Challenge:
The records below are to be repeated in full, exactly as they are.

Extracted records:
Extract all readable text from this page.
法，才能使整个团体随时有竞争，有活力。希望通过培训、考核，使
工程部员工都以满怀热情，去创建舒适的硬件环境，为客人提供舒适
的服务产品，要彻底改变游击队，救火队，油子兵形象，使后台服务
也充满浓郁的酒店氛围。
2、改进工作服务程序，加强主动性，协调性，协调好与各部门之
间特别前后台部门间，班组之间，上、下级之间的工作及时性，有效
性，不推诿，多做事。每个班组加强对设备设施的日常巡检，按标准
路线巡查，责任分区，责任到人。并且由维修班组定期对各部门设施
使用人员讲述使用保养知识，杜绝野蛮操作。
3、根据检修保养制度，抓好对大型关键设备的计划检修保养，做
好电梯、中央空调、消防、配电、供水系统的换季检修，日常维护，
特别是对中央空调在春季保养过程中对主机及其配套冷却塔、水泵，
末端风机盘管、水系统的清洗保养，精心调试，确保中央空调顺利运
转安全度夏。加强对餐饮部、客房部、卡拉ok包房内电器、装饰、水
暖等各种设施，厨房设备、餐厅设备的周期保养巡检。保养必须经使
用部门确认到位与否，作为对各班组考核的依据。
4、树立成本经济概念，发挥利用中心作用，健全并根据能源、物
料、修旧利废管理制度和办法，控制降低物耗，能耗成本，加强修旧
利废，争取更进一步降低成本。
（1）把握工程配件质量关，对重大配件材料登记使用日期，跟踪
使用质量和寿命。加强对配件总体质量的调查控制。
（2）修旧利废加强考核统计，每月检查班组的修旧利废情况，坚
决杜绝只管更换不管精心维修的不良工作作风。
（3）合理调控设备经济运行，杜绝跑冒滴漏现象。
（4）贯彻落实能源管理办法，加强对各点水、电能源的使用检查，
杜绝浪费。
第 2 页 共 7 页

Written answer:
Extract all readable text from this page.
法，才能使整个团体随时有竞争，有活力。希望通过培训、考核，使
工程部员工都以满怀热情，去创建舒适的硬件环境，为客人提供舒适
的服务产品，要彻底改变游击队，救火队，油子兵形象，使后台服务
也充满浓郁的酒店氛围。
2、改进工作服务程序，加强主动性，协调性，协调好与各部门之
间特别前后台部门间，班组之间，上、下级之间的工作及时性，有效
性，不推诿，多做事。每个班组加强对设备设施的日常巡检，按标准
路线巡查，责任分区，责任到人。并且由维修班组定期对各部门设施
使用人员讲述使用保养知识，杜绝野蛮操作。
3、根据检修保养制度，抓好对大型关键设备的计划检修保养，做
好电梯、中央空调、消防、配电、供水系统的换季检修，日常维护，
特别是对中央空调在春季保养过程中对主机及其配套冷却塔、水泵，
末端风机盘管、水系统的清洗保养，精心调试，确保中央空调顺利运
转安全度夏。加强对餐饮部、客房部、卡拉ok包房内电器、装饰、水
暖等各种设施，厨房设备、餐厅设备的周期保养巡检。保养必须经使
用部门确认到位与否，作为对各班组考核的依据。
4、树立成本经济概念，发挥利用中心作用，健全并根据能源、物
料、修旧利废管理制度和办法，控制降低物耗，能耗成本，加强修旧
利废，争取更进一步降低成本。
（1）把握工程配件质量关，对重大配件材料登记使用日期，跟踪
使用质量和寿命。加强对配件总体质量的调查控制。
（2）修旧利废加强考核统计，每月检查班组的修旧利废情况，坚
决杜绝只管更换不管精心维修的不良工作作风。
（3）合理调控设备经济运行，杜绝跑冒滴漏现象。
（4）贯彻落实能源管理办法，加强对各点水、电能源的使用检查，
杜绝浪费。
第 2 页 共 7 页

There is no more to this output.